### Problem statement
Reproduce the records below exactly as they appear.
#### Source data ####
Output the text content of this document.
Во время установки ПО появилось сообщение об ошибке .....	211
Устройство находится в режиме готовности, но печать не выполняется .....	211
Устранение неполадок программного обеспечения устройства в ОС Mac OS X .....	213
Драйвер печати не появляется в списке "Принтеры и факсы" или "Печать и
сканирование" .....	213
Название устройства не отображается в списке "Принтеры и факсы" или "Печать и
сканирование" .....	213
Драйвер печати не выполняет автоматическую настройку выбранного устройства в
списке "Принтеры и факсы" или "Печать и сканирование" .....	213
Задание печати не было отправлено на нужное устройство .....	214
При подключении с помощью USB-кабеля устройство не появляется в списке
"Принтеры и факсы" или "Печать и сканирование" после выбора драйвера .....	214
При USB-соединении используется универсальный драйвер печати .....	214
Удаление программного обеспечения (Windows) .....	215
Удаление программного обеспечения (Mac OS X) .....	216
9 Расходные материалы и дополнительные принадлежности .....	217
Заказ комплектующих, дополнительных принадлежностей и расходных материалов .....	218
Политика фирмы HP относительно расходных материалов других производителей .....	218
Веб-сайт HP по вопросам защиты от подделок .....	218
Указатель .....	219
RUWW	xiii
####
### Solution below
Output the text content of this document.
Во время установки ПО появилось сообщение об ошибке .....	211
Устройство находится в режиме готовности, но печать не выполняется .....	211
Устранение неполадок программного обеспечения устройства в ОС Mac OS X .....	213
Драйвер печати не появляется в списке "Принтеры и факсы" или "Печать и
сканирование" .....	213
Название устройства не отображается в списке "Принтеры и факсы" или "Печать и
сканирование" .....	213
Драйвер печати не выполняет автоматическую настройку выбранного устройства в
списке "Принтеры и факсы" или "Печать и сканирование" .....	213
Задание печати не было отправлено на нужное устройство .....	214
При подключении с помощью USB-кабеля устройство не появляется в списке
"Принтеры и факсы" или "Печать и сканирование" после выбора драйвера .....	214
При USB-соединении используется универсальный драйвер печати .....	214
Удаление программного обеспечения (Windows) .....	215
Удаление программного обеспечения (Mac OS X) .....	216
9 Расходные материалы и дополнительные принадлежности .....	217
Заказ комплектующих, дополнительных принадлежностей и расходных материалов .....	218
Политика фирмы HP относительно расходных материалов других производителей .....	218
Веб-сайт HP по вопросам защиты от подделок .....	218
Указатель .....	219
RUWW	xiii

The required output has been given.